• _SET TASK_: Your task is to transcribe all of the data below exactly, omitting the images.

[Collected data]
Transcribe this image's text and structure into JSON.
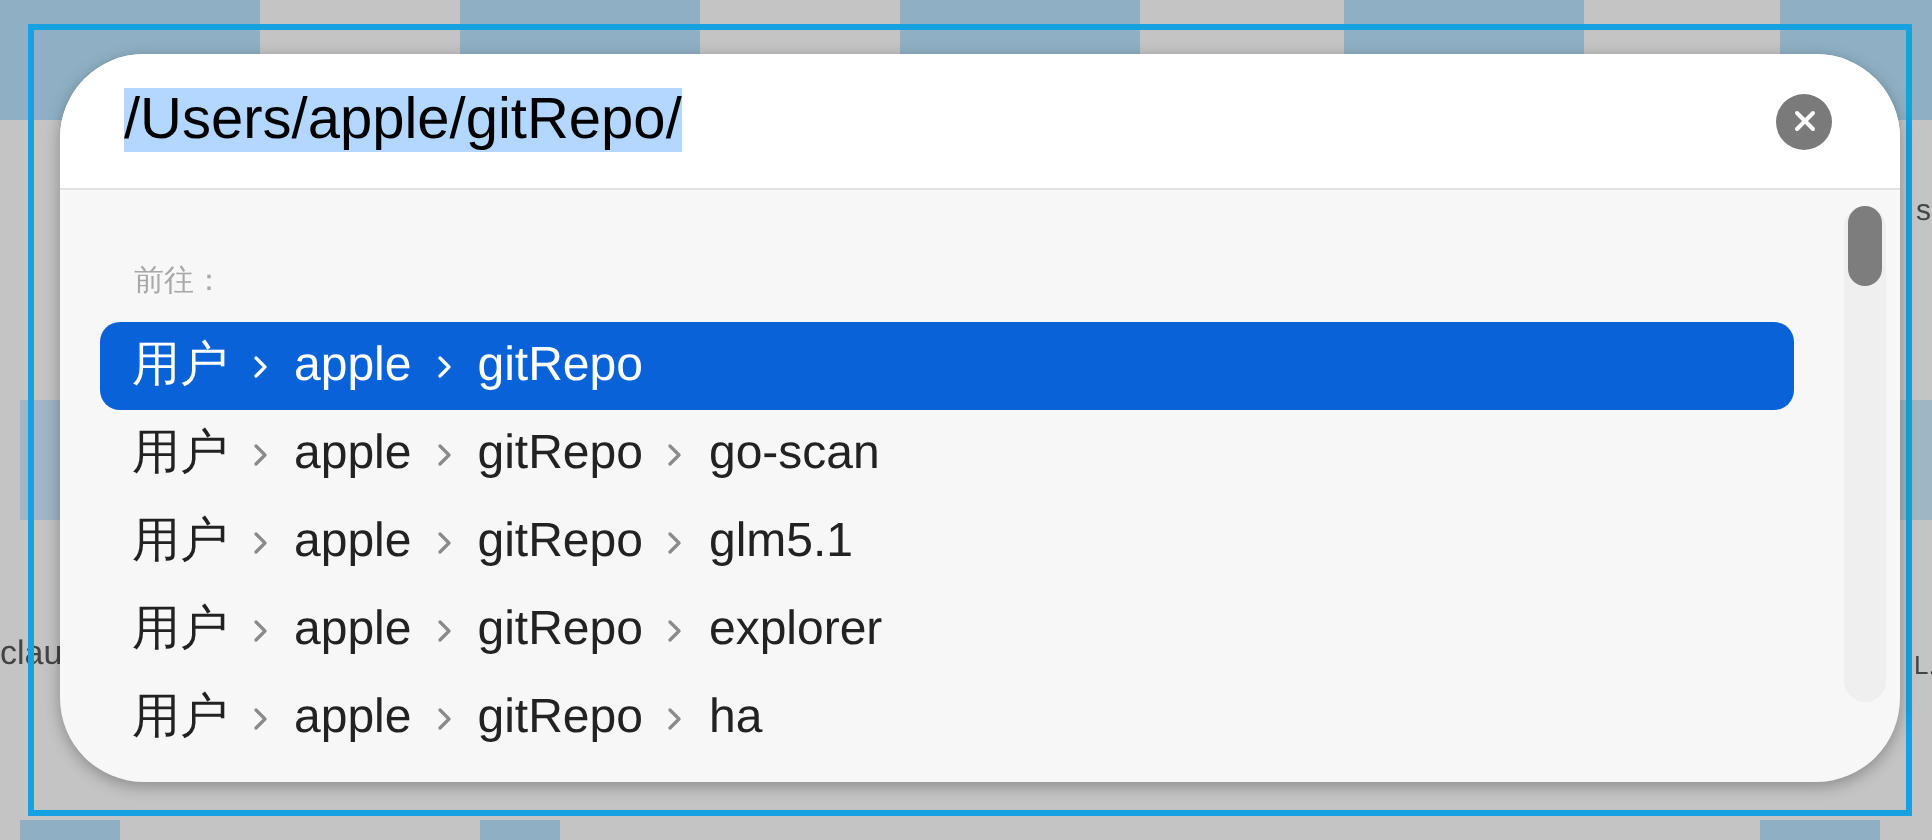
{
  "background": {
    "labels": [
      "s",
      "clau",
      "L."
    ]
  },
  "path_field": {
    "value": "/Users/apple/gitRepo/",
    "selected_text": true
  },
  "section_label": "前往：",
  "rows": [
    {
      "segments": [
        "用户",
        "apple",
        "gitRepo"
      ],
      "selected": true
    },
    {
      "segments": [
        "用户",
        "apple",
        "gitRepo",
        "go-scan"
      ],
      "selected": false
    },
    {
      "segments": [
        "用户",
        "apple",
        "gitRepo",
        "glm5.1"
      ],
      "selected": false
    },
    {
      "segments": [
        "用户",
        "apple",
        "gitRepo",
        "explorer"
      ],
      "selected": false
    },
    {
      "segments": [
        "用户",
        "apple",
        "gitRepo",
        "ha"
      ],
      "selected": false
    }
  ]
}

• _EXPECTED OUTPUT_:
Transcribe this image's text and structure into JSON.
{
  "background": {
    "labels": [
      "s",
      "clau",
      "L."
    ]
  },
  "path_field": {
    "value": "/Users/apple/gitRepo/",
    "selected_text": true
  },
  "section_label": "前往：",
  "rows": [
    {
      "segments": [
        "用户",
        "apple",
        "gitRepo"
      ],
      "selected": true
    },
    {
      "segments": [
        "用户",
        "apple",
        "gitRepo",
        "go-scan"
      ],
      "selected": false
    },
    {
      "segments": [
        "用户",
        "apple",
        "gitRepo",
        "glm5.1"
      ],
      "selected": false
    },
    {
      "segments": [
        "用户",
        "apple",
        "gitRepo",
        "explorer"
      ],
      "selected": false
    },
    {
      "segments": [
        "用户",
        "apple",
        "gitRepo",
        "ha"
      ],
      "selected": false
    }
  ]
}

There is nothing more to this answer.